Written instruction
Filter the records for lines holding the string "hemlös".

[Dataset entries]
★ ★ ★ ★

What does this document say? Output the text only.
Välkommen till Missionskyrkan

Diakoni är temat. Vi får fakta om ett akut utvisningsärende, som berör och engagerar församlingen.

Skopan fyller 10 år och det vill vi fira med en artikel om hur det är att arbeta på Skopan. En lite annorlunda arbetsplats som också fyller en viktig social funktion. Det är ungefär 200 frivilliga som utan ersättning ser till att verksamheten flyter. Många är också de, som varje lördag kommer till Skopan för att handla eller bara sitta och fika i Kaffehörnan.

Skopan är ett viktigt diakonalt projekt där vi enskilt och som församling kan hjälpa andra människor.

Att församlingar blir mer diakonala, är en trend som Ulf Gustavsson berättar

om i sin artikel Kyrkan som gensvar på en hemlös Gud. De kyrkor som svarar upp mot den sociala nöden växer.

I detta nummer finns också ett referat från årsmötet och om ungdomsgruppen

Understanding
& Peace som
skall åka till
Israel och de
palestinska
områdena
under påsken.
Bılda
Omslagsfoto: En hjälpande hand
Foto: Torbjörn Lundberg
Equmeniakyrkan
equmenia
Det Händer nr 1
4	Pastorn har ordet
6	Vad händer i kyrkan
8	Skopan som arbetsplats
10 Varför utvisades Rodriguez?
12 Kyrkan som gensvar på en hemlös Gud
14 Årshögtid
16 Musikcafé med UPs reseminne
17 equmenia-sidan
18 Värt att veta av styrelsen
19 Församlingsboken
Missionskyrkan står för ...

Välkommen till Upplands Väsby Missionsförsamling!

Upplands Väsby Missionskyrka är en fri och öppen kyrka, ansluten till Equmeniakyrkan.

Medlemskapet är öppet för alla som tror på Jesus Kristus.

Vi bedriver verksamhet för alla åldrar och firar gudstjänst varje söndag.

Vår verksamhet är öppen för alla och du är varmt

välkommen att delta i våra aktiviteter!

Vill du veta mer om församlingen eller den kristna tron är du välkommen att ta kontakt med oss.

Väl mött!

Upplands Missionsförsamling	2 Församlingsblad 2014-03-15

★ ★ ★ ★

Solution for this task
om i sin artikel Kyrkan som gensvar på en hemlös Gud. De kyrkor som svarar upp mot den sociala nöden växer.
12 Kyrkan som gensvar på en hemlös Gud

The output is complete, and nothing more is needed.